Retour

Un consultant recommande à Rio Tinto de reprendre les consultations citoyennes sur le projet Vaudreuil

Le président des consultations publiques sur le projet d'agrandissement du site de boues rouges près de l'usine Vaudreuil pense que Rio Tinto devrait s'assurer d'avoir une plus grande acceptabilité sociale avant d'aller de l'avant avec son projet.

André Delisle constate que l’idée d'augmenter la capacité d’entreposage de bauxite suscite peu d'opposition, mais qu’il en est tout autre pour le choix du nouvel emplacement.

Rio Tinto projette de développer un nouveau site dans le boisé Panoramique, près d’un quartier résidentiel de l’arrondissement de Chicoutimi pour prolonger la durée de vie de l’usine Vaudreuil, au-delà de 2022.

Lors des consultations publiques qui se sont tenues cet automne, des résidents qui habitent à proximité ont vivement manifesté leur opposition au projet.

Le Comité de citoyens pour un Vaudreuil durable se bat depuis des mois contre la multinationale pour défendre les droits des résidents face à l’activité industrielle.

Au terme des consultations publiques, M. Delisle conclut que l’emplacement choisi n’a pas la cote auprès de la population.

Pour faire face à l’opposition insistante à cette phase du projet, Rio Tinto devrait recourir à une démarche axée sur la conciliation des positions des parties concernées et sur l’amélioration du potentiel d’acceptabilité sociale du projet.

André Delisle, président des consultations publiques sur le projet Vaudreuil

Il invite donc à la compagnie de refaire ses devoirs et à examiner de nouveau les emplacements possibles en tenant compte du développement durable et de l’acceptabilité sociale.

La présidente du Comité des citoyens, Lana Pedneault, se réjouit de ces conclusions.

« L’erreur du promoteur a été de faire le pari qu’ici au Saguenay il est encore possible de minimiser les impacts sociaux et environnementaux avec le chantage d’une catastrophe économique », répond Mme Pedneault.
= = = = =
▸ Énoncé 1: Reformulez plus brièvement le paragraphe de l'article qui commence par « Le président des consultations publiques », en conservant ses faits principaux.
▸ Énoncé 2: Dressez la liste complète des noms propres de lieux qui figurent dans l'article.
Les enregistrements qui suivent proviennent d'une source distincte.
= = = = =
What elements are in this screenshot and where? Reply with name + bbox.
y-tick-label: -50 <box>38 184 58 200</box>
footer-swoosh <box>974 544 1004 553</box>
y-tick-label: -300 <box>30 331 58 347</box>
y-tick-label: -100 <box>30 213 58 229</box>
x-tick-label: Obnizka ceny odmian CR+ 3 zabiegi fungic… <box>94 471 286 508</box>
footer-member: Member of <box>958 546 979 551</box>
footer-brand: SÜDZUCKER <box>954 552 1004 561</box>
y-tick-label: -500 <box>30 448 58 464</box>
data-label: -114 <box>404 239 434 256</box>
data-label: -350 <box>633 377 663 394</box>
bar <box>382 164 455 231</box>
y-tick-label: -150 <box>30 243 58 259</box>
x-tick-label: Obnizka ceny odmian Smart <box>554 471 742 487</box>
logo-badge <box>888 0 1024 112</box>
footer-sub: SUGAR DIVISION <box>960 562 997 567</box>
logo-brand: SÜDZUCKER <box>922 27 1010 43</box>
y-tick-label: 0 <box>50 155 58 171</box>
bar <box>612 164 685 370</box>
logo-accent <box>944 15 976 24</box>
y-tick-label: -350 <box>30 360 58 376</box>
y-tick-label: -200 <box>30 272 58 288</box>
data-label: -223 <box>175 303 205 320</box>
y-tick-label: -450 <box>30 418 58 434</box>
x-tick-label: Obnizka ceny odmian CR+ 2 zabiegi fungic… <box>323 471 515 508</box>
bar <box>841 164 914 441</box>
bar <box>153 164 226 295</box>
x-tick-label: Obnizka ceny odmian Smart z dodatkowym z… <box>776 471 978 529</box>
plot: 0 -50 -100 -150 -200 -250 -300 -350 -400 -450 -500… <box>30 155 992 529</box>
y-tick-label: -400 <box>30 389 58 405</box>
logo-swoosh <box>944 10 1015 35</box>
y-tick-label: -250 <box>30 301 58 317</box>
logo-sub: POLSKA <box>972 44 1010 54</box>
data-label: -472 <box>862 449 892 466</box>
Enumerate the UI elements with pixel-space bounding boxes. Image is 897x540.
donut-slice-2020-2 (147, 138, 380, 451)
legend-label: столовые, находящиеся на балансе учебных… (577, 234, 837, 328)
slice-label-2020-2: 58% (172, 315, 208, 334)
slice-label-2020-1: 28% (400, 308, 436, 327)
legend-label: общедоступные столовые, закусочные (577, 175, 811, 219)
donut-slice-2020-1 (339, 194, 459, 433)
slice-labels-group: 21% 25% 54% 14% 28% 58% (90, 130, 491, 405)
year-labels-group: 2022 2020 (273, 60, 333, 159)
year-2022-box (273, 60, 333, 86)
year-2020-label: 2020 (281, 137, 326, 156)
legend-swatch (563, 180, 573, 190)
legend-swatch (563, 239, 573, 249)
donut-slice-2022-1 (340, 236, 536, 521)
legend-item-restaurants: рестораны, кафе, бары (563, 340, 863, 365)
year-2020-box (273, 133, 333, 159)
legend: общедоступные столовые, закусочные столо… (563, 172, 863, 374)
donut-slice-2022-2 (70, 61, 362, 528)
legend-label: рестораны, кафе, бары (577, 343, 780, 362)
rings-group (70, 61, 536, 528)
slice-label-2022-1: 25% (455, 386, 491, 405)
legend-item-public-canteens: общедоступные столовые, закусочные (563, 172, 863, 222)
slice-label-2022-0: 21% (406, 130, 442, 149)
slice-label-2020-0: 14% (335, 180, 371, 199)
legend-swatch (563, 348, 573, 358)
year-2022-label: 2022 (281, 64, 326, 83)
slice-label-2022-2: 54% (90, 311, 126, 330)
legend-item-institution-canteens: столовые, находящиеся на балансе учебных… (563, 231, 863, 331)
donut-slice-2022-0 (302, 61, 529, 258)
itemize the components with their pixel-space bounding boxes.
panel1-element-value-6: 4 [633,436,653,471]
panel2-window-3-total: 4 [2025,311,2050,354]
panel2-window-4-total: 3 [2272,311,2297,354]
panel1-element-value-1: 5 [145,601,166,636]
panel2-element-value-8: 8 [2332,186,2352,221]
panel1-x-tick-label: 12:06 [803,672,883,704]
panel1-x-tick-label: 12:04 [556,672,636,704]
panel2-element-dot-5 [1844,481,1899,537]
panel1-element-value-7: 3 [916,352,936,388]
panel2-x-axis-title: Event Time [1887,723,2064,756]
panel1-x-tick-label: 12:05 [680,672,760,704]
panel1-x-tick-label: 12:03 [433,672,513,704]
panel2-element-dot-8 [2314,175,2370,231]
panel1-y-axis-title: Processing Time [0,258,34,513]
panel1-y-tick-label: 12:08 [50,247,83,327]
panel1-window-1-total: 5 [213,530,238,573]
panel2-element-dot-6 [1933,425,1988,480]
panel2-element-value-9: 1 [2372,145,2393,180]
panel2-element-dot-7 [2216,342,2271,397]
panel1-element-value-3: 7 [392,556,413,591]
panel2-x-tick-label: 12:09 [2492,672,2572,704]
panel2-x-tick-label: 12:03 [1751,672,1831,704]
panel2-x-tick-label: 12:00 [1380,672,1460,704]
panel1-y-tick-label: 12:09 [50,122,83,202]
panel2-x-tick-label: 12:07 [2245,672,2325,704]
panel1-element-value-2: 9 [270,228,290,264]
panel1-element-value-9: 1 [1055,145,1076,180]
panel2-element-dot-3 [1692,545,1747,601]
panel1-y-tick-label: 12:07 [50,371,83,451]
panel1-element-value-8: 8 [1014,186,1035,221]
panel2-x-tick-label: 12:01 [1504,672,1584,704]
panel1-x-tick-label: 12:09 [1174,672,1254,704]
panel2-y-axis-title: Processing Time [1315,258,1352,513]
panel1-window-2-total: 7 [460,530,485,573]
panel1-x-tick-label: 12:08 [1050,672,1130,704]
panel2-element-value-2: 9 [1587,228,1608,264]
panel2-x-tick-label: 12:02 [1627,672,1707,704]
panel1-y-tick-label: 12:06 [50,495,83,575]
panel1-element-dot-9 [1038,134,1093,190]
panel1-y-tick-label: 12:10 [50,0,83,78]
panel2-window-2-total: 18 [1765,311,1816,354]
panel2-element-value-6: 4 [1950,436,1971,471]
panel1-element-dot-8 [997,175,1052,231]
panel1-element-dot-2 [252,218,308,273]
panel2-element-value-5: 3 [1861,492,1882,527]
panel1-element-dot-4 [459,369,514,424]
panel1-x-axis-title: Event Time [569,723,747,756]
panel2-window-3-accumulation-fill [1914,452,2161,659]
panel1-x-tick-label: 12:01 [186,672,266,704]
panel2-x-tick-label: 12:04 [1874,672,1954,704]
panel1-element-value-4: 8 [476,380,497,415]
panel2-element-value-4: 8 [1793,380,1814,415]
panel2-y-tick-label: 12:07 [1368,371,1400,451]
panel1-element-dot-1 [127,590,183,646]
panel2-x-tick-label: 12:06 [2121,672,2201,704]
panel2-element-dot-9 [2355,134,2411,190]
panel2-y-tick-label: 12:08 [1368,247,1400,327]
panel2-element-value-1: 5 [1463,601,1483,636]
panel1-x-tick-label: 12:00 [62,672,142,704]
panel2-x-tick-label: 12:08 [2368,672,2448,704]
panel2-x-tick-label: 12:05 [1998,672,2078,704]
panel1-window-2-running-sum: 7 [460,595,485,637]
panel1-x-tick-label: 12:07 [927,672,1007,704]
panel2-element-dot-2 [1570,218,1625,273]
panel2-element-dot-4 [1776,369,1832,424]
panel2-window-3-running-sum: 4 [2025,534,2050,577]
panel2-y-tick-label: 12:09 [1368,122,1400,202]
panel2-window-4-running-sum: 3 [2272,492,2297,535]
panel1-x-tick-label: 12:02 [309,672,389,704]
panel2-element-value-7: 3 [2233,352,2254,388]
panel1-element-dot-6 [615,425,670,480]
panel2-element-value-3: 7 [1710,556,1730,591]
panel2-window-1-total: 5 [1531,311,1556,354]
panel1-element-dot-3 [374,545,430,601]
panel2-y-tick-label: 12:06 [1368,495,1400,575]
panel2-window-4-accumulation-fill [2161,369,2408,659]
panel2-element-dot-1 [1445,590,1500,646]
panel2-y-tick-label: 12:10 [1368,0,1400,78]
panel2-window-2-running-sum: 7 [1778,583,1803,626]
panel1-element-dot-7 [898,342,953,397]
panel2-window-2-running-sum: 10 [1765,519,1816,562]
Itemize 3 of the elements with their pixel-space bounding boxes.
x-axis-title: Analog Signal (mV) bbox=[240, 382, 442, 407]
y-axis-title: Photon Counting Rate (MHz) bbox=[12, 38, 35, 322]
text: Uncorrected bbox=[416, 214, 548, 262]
= = = = =
▸ Réponse 1: Selon le président des consultations publiques sur l'agrandissement du site de boues rouges près de l'usine Vaudreuil, Rio Tinto devrait obtenir une plus grande acceptabilité sociale avant de poursuivre son projet.

▸ Réponse 2:
- Vaudreuil (l'usine)
- le boisé Panoramique
- Chicoutimi
- le Saguenay